• _The exercise_
Check every line of the entries below for the word "JSON", and copy the ones that have it.

•••••

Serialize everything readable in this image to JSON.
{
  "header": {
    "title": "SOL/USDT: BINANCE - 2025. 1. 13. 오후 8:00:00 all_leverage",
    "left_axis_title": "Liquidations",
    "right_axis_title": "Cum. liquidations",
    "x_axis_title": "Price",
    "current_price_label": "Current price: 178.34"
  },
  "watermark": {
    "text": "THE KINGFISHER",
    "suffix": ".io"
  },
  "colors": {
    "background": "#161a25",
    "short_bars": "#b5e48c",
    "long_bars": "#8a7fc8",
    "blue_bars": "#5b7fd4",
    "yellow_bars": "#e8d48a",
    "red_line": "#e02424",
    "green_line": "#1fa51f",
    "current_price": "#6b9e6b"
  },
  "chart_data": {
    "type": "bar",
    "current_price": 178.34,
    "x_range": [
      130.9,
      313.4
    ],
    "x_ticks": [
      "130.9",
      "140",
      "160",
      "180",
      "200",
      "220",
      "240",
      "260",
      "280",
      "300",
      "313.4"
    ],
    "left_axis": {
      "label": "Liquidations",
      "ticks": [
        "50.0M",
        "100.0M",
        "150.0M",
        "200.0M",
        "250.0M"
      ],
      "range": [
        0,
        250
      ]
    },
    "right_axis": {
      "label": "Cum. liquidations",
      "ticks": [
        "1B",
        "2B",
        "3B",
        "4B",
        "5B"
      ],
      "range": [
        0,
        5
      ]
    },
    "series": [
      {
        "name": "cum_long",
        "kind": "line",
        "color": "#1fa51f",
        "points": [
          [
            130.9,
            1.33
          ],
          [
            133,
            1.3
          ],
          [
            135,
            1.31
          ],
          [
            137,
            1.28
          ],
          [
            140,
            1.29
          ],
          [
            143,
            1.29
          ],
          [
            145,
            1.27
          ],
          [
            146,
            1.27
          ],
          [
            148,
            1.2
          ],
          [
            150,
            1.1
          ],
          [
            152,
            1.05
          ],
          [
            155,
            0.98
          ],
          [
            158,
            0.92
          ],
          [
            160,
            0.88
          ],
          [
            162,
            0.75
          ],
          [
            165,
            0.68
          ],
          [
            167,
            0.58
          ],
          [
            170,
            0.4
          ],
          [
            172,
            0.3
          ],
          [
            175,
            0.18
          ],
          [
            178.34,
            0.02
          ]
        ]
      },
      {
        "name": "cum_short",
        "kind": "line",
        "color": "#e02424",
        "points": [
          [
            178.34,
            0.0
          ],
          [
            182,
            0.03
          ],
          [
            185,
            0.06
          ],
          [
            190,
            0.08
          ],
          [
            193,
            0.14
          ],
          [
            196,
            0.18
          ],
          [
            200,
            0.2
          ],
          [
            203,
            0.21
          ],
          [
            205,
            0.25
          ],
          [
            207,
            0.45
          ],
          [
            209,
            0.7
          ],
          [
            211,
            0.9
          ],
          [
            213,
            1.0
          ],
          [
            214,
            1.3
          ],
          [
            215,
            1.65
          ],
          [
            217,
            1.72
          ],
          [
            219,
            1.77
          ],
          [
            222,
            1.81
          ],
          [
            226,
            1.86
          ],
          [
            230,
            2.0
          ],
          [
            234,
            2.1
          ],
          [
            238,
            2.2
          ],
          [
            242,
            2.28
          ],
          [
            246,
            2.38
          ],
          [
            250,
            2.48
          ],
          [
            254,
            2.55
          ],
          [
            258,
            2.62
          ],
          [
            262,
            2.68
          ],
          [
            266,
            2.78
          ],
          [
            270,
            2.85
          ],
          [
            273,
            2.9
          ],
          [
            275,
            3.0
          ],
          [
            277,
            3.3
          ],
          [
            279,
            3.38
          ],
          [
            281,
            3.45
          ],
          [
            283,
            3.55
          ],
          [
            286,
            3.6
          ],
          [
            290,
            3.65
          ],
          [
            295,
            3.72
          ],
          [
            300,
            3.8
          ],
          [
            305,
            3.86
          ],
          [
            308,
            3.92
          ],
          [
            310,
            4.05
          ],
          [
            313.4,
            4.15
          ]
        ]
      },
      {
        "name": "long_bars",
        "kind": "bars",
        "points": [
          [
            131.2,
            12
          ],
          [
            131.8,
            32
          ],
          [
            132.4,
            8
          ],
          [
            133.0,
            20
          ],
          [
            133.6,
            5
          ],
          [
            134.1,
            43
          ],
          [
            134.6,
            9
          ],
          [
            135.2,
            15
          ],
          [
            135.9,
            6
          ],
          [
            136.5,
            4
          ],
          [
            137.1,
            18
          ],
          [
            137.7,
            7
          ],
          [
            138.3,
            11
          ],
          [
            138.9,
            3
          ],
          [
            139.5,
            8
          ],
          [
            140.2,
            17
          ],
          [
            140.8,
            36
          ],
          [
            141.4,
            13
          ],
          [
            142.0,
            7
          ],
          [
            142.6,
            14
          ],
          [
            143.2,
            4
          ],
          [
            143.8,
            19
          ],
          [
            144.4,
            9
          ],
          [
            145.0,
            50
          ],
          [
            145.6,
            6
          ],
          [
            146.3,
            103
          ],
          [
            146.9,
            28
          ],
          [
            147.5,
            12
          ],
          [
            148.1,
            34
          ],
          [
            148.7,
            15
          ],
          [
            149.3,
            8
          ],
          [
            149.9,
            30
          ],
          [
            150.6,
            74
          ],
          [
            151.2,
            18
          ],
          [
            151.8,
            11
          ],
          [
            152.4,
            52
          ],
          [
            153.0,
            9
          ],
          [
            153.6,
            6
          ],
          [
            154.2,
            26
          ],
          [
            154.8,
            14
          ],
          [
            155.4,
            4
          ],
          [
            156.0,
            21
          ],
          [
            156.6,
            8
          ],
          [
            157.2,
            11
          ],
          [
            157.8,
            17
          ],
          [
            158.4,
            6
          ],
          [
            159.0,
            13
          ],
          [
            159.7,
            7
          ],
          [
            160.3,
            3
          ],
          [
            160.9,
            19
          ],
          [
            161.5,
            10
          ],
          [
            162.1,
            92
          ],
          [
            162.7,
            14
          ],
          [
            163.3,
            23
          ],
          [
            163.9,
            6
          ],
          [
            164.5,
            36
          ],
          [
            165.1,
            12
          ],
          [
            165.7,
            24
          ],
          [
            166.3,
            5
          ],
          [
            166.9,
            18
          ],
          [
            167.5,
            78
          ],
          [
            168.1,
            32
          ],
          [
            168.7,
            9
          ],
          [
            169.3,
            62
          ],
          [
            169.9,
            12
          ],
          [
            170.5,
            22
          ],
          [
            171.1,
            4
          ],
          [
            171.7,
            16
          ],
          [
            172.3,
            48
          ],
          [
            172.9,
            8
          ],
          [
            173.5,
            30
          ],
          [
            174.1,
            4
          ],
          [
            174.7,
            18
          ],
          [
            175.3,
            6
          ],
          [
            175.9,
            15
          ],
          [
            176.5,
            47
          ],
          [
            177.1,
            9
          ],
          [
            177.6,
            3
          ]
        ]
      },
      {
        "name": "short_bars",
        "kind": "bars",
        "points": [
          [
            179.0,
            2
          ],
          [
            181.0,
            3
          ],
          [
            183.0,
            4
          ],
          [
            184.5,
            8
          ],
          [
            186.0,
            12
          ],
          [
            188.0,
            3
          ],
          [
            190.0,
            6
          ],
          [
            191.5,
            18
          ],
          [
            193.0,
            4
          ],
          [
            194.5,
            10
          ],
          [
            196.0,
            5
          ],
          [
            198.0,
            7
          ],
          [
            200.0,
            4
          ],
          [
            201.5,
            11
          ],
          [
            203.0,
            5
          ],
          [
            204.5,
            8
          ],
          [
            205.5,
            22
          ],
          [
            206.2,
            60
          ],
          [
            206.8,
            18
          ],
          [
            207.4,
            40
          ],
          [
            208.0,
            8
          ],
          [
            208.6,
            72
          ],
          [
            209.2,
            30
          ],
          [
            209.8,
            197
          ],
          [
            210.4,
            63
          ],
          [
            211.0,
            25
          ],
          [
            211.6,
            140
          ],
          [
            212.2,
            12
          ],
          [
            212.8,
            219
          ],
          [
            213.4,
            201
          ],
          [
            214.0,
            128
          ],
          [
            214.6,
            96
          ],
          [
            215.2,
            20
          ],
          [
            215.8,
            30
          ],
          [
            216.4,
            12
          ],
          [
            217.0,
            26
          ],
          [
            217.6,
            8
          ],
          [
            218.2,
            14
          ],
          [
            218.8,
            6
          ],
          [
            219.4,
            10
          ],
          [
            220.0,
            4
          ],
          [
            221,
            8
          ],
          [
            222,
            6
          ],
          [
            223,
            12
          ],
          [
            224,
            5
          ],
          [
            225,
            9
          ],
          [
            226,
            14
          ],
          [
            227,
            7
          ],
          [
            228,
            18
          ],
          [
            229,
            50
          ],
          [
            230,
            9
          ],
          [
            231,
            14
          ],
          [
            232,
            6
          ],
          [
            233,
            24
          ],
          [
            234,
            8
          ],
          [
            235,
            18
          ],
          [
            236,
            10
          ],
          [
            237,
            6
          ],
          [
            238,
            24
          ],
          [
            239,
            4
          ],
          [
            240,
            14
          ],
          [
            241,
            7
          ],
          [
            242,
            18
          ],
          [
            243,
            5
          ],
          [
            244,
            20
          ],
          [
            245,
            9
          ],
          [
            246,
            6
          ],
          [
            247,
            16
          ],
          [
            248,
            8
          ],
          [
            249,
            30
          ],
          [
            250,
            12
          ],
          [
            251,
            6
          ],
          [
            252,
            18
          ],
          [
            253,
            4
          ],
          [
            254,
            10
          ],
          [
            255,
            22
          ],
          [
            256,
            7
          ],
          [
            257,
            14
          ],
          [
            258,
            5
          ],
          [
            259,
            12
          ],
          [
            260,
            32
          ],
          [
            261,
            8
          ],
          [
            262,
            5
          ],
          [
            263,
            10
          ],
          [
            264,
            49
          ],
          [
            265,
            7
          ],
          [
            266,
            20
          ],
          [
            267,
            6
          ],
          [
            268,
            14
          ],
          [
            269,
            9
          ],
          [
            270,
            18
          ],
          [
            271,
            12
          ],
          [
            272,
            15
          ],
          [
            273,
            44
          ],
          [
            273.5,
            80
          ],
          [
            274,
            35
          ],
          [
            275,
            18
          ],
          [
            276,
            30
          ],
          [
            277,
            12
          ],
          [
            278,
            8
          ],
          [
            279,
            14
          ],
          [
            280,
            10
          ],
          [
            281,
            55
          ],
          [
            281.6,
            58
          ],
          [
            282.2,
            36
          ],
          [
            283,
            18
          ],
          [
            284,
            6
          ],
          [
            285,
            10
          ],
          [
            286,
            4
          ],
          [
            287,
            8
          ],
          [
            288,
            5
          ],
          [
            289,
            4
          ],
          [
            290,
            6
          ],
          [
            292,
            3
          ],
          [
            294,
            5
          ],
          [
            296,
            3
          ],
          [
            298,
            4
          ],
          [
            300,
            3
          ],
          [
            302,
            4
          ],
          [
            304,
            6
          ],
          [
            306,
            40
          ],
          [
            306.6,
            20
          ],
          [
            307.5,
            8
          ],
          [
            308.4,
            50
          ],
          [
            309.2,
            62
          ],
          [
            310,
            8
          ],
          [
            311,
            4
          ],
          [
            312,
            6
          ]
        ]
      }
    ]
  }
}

•••••

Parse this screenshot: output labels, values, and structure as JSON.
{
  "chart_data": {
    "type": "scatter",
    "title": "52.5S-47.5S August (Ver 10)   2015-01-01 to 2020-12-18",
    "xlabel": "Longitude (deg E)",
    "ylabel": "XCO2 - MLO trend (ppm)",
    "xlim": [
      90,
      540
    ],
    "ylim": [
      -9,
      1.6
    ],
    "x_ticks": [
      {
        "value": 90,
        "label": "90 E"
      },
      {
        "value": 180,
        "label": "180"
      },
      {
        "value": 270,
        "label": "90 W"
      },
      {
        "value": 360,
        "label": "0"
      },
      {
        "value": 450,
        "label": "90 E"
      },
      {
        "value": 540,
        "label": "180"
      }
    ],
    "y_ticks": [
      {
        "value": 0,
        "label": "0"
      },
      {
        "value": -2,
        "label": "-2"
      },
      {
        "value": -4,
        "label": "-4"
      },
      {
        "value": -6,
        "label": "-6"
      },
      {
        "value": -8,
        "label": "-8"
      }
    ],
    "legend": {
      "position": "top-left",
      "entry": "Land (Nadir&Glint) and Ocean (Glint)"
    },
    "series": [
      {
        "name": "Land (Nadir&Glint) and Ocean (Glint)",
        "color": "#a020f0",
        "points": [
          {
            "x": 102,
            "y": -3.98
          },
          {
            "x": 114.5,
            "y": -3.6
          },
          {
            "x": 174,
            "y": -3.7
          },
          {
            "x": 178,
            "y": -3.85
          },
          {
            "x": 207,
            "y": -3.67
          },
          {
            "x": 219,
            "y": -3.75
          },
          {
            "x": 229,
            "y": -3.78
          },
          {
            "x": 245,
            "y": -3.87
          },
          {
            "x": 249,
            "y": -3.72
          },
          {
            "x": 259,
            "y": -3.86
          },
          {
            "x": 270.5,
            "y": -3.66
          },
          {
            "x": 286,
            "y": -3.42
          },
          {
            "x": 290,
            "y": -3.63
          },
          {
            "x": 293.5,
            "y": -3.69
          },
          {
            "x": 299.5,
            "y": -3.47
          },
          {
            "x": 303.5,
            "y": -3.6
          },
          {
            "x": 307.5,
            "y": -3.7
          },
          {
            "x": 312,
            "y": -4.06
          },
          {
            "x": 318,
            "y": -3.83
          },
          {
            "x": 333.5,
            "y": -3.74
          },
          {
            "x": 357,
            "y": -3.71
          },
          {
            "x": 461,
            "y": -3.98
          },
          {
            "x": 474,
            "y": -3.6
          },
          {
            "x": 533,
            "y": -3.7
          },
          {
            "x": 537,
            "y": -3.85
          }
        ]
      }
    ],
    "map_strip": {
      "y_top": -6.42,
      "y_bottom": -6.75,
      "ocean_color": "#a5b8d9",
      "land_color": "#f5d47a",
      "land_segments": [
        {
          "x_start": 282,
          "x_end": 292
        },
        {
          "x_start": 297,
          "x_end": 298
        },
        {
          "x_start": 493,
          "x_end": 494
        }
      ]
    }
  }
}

•••••

• _Response to this task_
Serialize everything readable in this image to JSON.
Parse this screenshot: output labels, values, and structure as JSON.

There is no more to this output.